* [Written exercise] Copy every line from the material below that holds "states".

* [Recorded data]
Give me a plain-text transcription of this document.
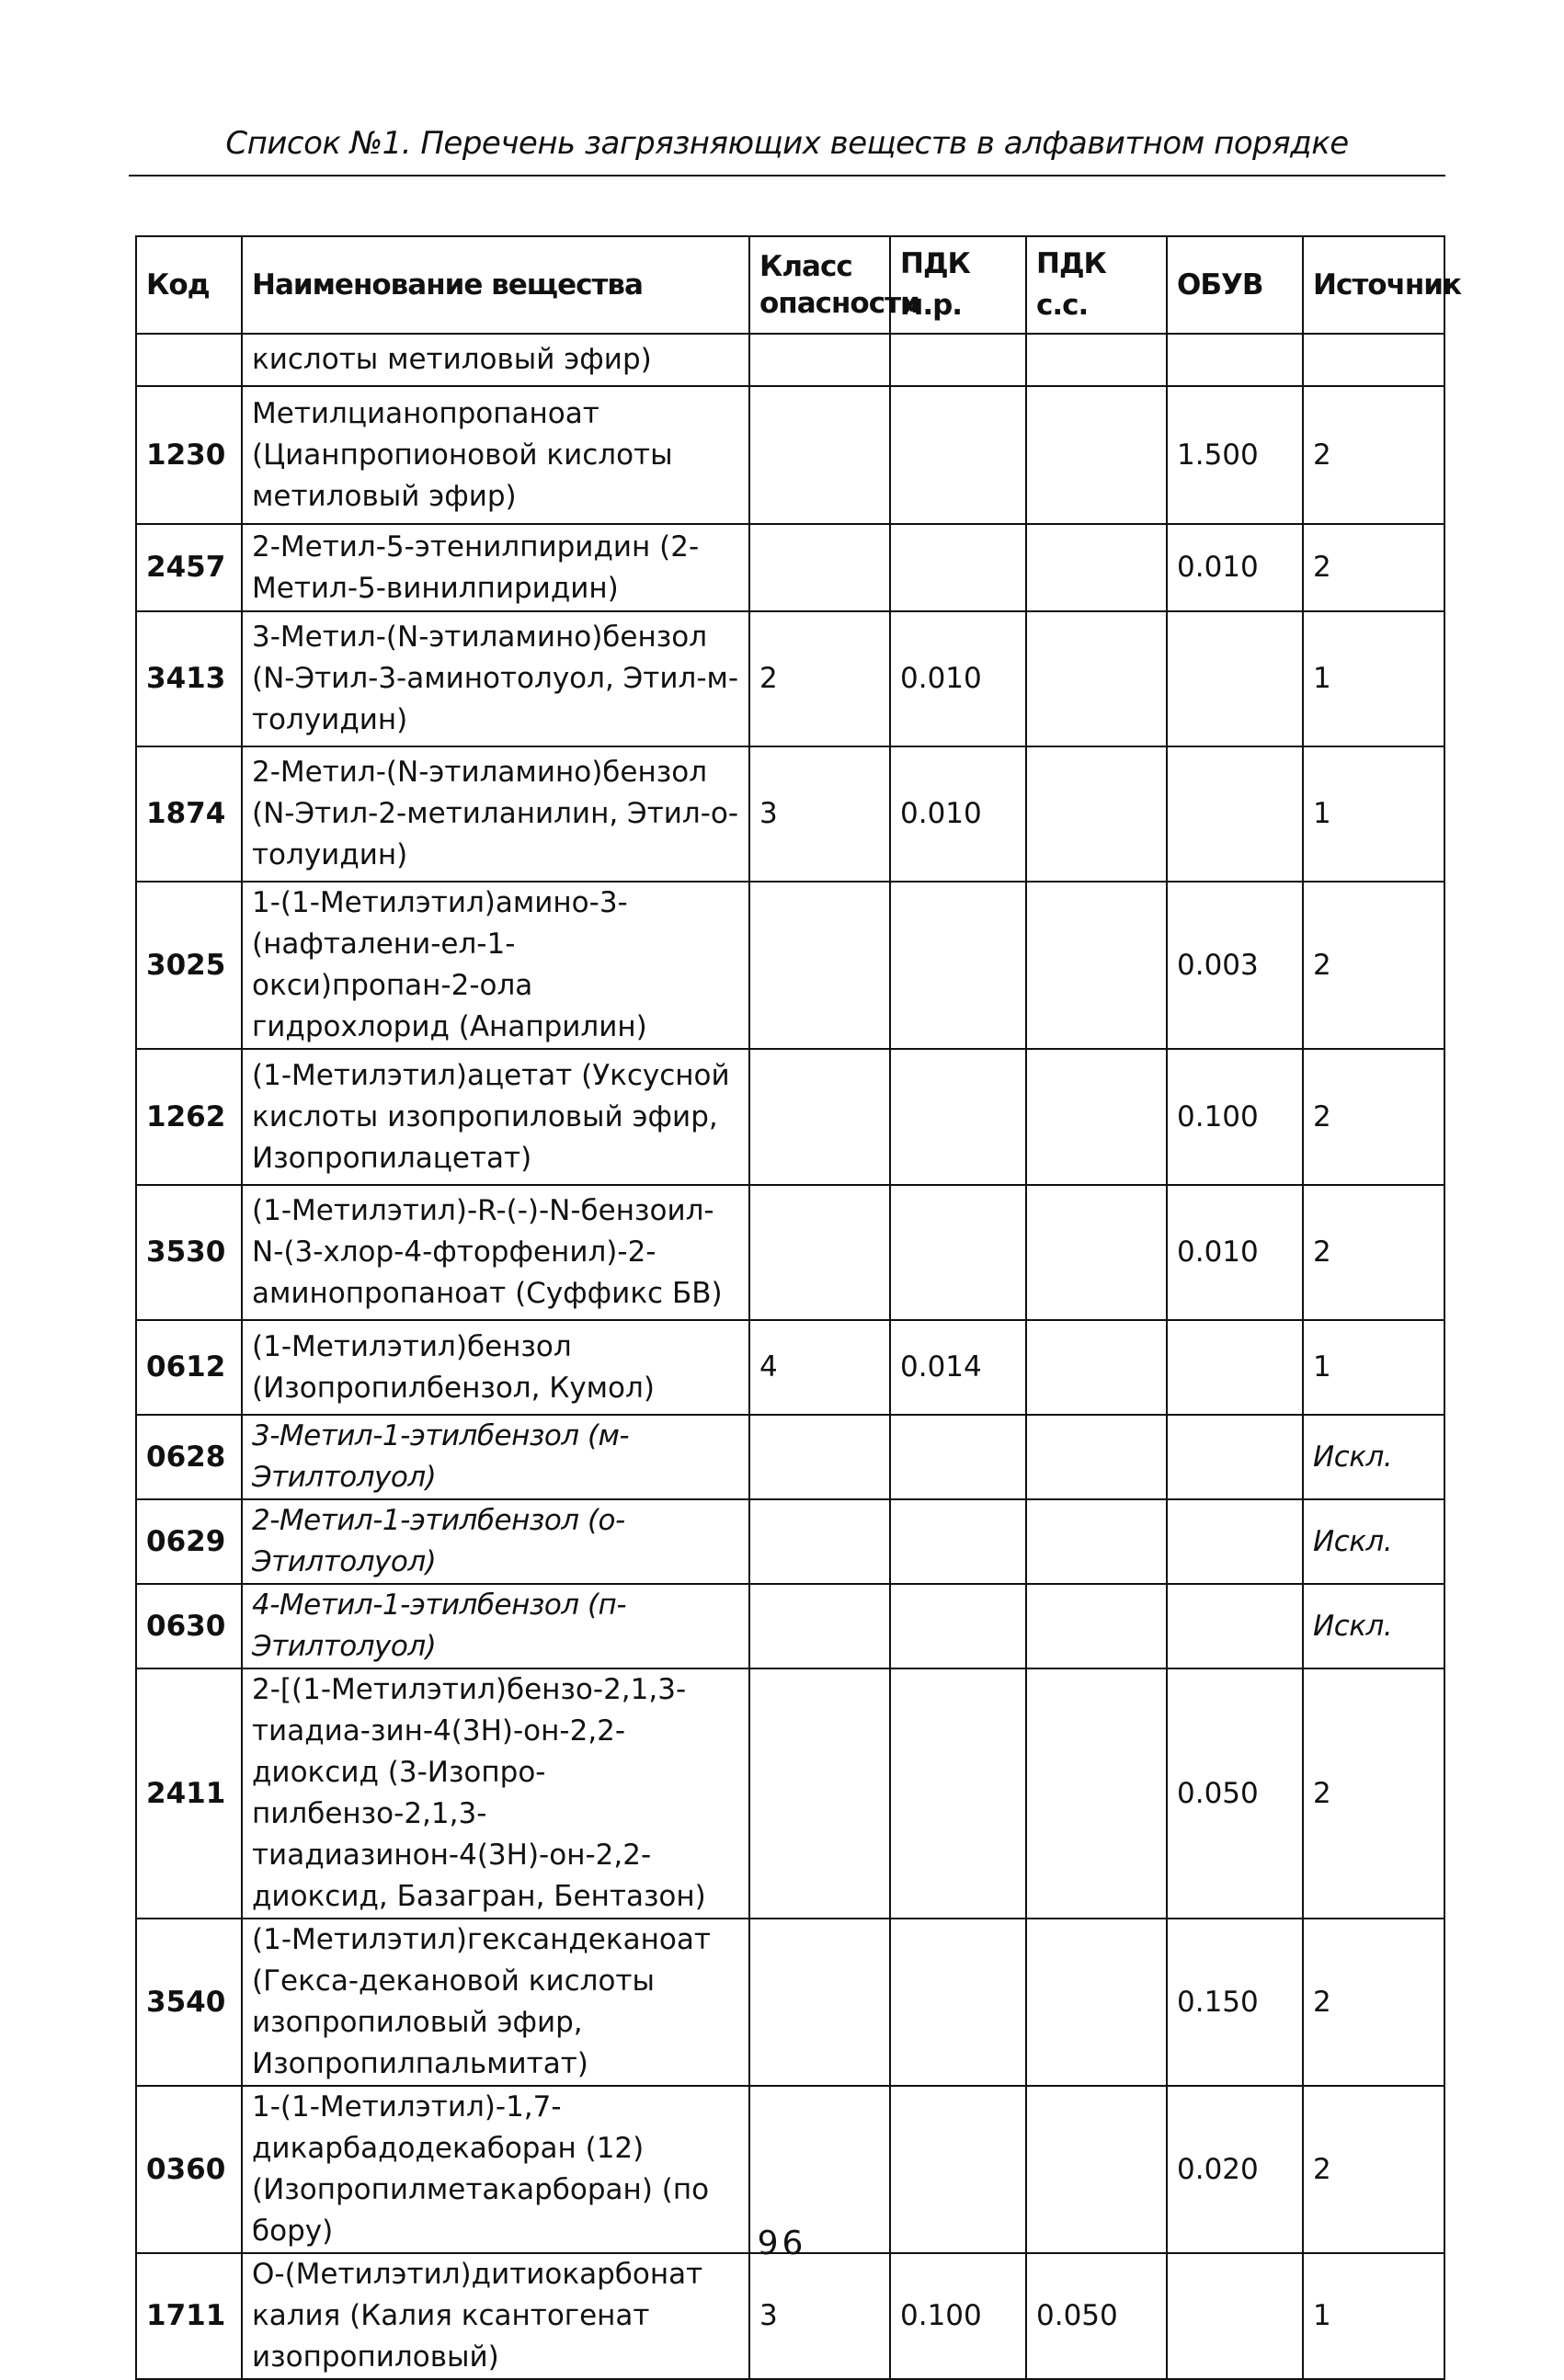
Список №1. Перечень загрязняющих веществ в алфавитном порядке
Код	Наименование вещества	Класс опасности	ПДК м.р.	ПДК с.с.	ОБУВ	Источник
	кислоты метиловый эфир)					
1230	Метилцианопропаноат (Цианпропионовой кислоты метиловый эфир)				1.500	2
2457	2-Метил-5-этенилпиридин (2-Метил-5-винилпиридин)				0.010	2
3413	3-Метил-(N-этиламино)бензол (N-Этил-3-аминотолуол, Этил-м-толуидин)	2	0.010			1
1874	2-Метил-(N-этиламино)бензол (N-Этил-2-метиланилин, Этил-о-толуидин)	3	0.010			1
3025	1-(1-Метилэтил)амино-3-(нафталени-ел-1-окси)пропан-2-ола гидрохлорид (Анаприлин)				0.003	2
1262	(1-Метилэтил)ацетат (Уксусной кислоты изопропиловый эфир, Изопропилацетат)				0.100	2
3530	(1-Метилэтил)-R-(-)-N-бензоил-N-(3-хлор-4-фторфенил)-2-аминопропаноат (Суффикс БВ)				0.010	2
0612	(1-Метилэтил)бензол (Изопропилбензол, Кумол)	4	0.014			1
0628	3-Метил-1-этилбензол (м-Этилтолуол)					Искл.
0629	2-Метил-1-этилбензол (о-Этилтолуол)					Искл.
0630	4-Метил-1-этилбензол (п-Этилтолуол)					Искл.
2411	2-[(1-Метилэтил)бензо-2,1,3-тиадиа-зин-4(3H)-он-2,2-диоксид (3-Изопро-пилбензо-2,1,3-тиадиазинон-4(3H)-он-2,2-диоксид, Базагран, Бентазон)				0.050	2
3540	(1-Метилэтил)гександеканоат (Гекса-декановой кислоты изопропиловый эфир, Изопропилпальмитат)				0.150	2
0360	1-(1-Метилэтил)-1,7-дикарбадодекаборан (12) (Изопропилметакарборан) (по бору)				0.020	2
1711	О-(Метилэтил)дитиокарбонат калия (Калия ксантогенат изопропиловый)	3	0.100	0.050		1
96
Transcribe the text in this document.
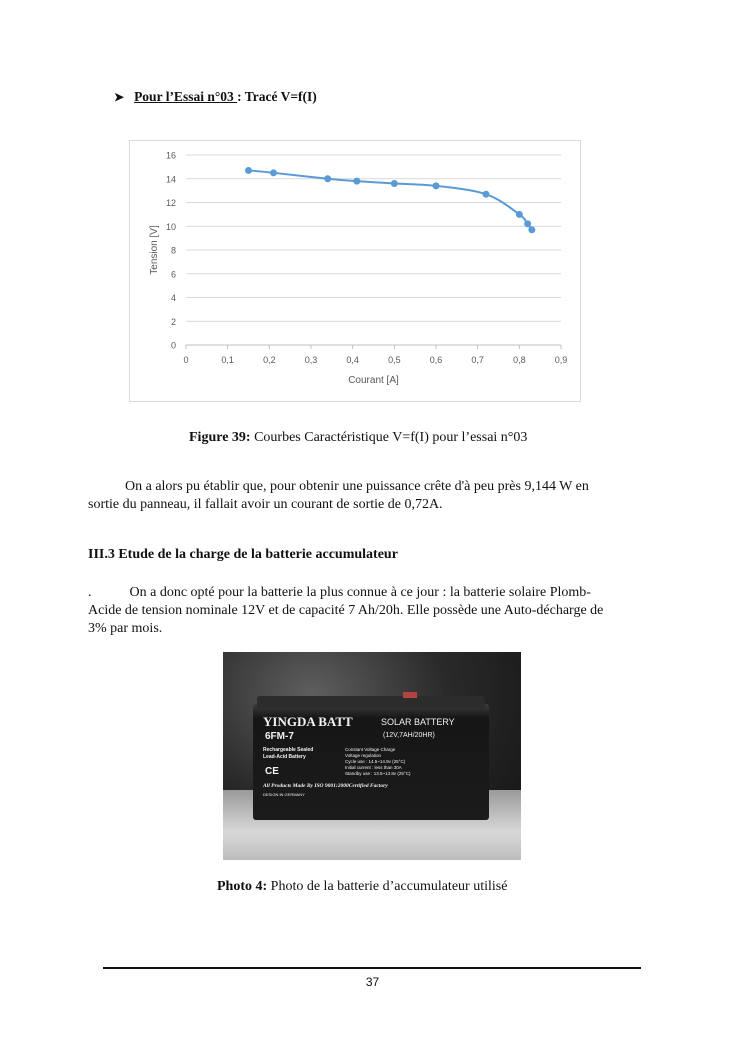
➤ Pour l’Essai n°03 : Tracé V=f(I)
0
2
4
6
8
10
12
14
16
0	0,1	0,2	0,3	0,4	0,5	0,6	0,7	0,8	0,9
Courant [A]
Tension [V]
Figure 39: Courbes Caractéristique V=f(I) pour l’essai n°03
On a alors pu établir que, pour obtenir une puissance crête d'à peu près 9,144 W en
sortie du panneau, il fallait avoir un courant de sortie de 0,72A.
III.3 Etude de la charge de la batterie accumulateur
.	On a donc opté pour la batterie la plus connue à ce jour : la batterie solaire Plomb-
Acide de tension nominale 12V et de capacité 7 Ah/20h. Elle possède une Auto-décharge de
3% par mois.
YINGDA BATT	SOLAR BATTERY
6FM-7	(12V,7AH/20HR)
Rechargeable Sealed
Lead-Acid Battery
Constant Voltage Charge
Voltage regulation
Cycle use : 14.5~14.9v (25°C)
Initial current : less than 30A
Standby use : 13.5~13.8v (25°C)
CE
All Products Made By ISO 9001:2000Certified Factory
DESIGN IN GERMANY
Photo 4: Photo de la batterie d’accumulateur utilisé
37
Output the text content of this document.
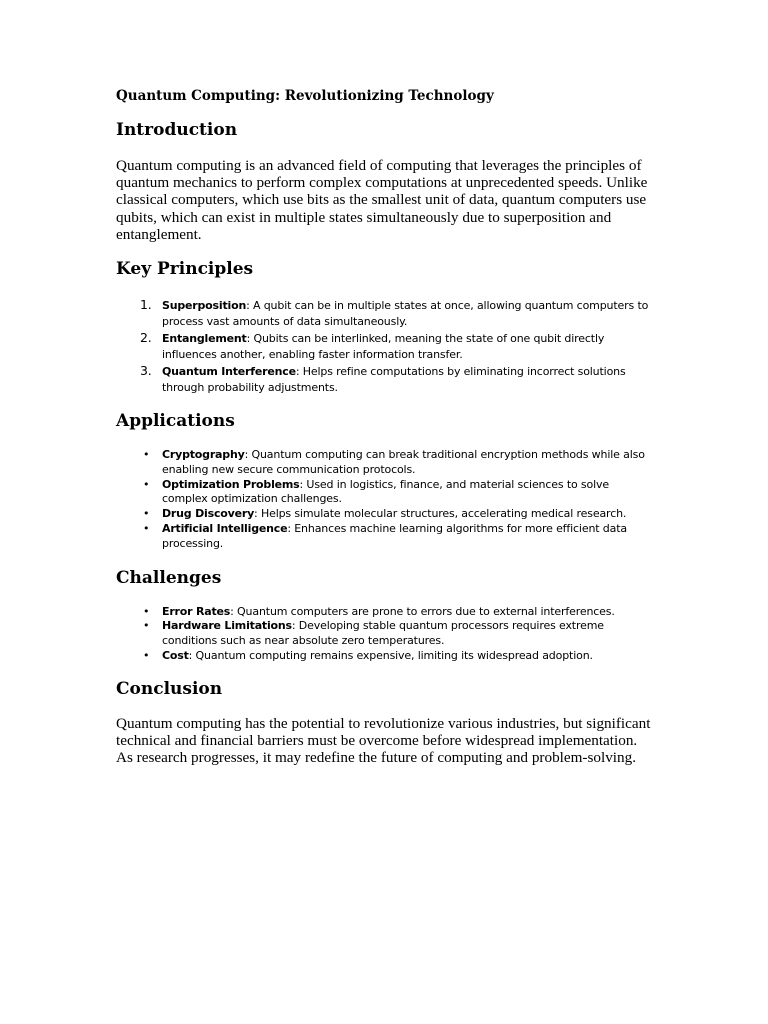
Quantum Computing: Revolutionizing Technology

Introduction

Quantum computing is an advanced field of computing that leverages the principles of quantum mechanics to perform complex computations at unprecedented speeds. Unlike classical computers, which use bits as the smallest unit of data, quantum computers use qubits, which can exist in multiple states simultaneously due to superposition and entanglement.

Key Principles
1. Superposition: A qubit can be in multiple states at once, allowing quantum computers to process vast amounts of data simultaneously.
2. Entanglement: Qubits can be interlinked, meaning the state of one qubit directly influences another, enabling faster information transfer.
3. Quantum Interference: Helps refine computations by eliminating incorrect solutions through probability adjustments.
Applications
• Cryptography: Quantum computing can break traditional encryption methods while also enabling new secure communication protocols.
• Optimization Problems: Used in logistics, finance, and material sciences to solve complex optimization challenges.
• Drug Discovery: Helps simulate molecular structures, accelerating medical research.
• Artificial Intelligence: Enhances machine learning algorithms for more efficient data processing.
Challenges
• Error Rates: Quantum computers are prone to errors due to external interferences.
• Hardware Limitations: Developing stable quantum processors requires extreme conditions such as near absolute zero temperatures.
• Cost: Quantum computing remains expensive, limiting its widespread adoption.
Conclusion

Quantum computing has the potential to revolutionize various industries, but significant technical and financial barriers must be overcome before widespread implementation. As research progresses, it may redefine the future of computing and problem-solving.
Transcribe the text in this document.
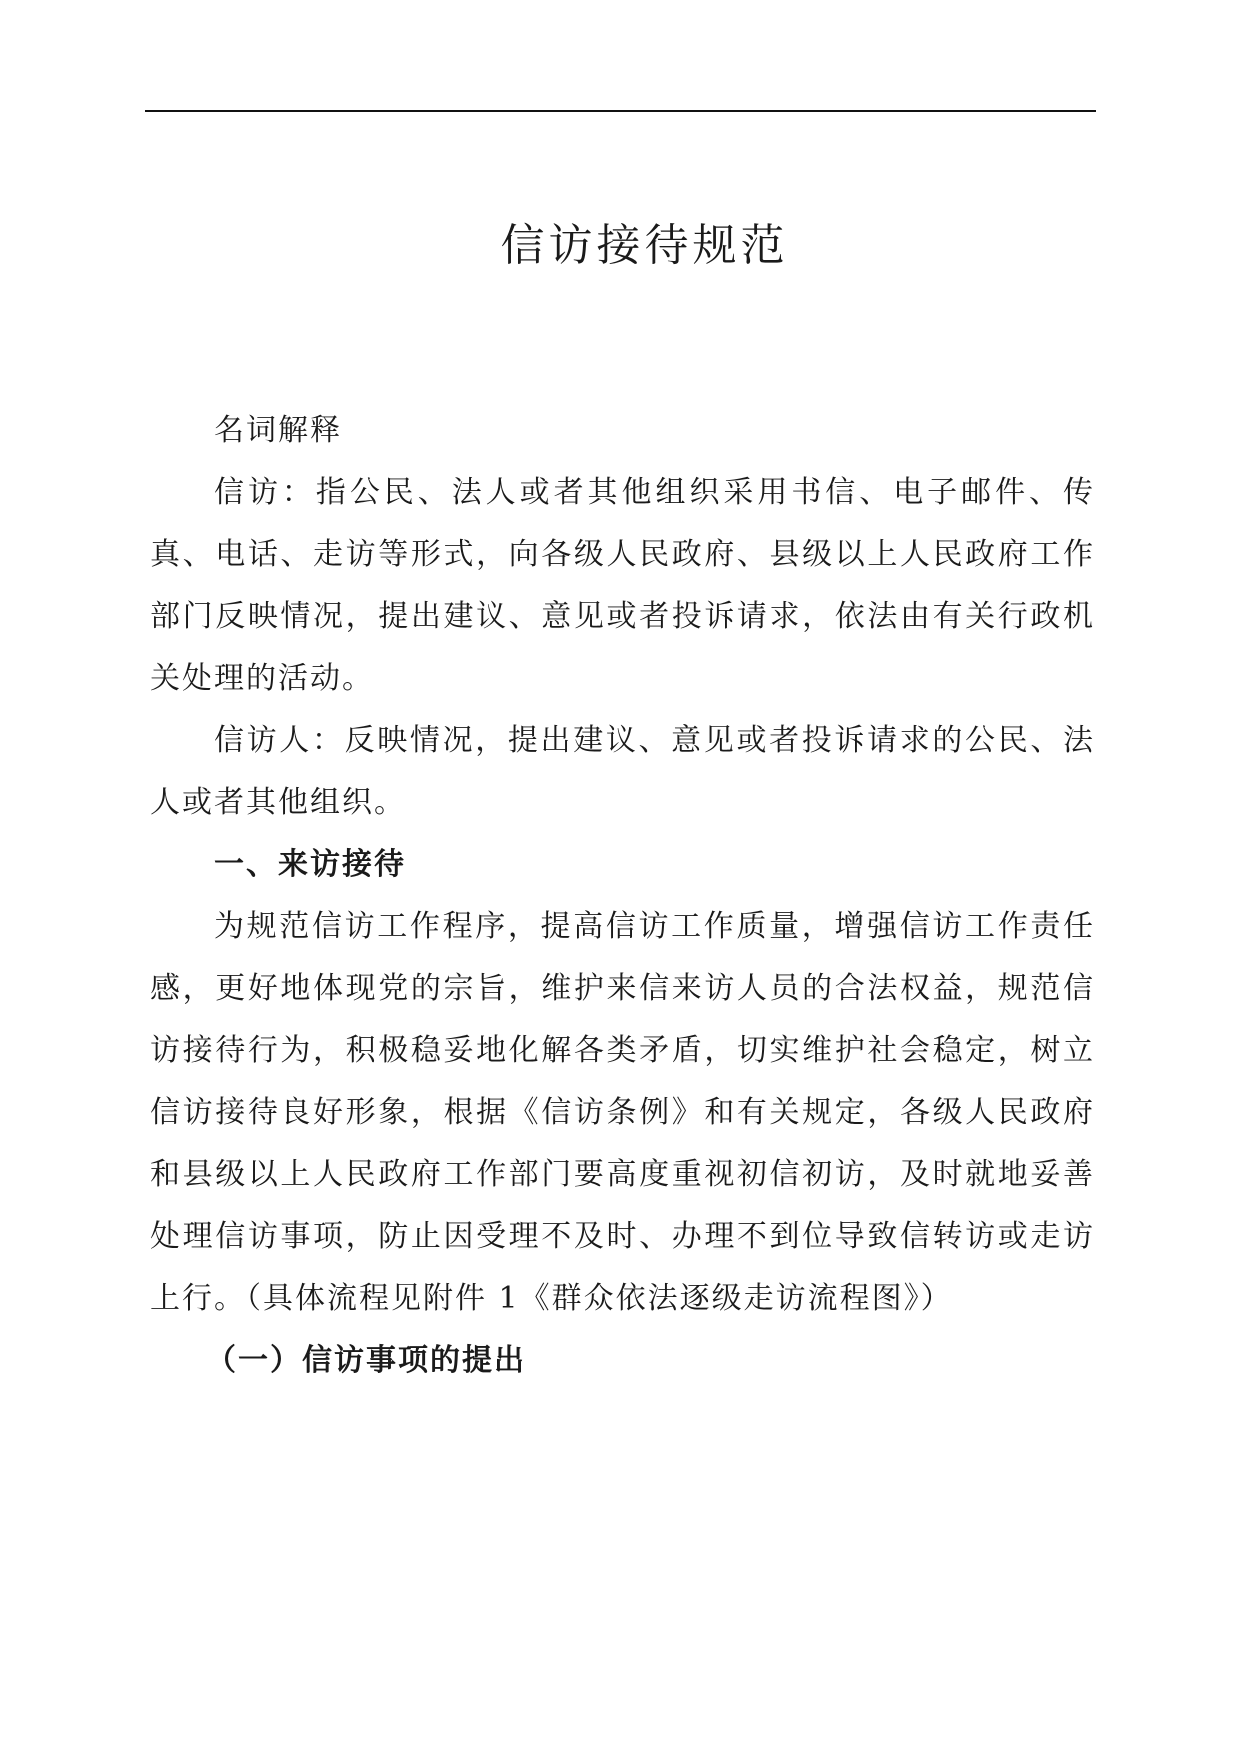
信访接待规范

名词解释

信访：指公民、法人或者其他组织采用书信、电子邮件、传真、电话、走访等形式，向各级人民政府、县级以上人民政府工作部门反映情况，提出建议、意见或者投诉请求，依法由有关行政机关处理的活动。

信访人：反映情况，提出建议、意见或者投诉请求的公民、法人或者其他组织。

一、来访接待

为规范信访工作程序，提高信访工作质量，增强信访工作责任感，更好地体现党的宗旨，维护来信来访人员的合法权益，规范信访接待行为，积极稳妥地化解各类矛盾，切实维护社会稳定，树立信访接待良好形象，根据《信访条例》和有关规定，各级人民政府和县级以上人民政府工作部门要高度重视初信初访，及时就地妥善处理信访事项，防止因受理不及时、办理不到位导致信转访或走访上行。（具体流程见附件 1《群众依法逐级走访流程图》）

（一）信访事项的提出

* [Complete answer]
Quantum computing is an advanced field of computing that leverages the principles of quantum mechanics to perform complex computations at unprecedented speeds. Unlike classical computers, which use bits as the smallest unit of data, quantum computers use qubits, which can exist in multiple states simultaneously due to superposition and entanglement.
1. Superposition: A qubit can be in multiple states at once, allowing quantum computers to process vast amounts of data simultaneously.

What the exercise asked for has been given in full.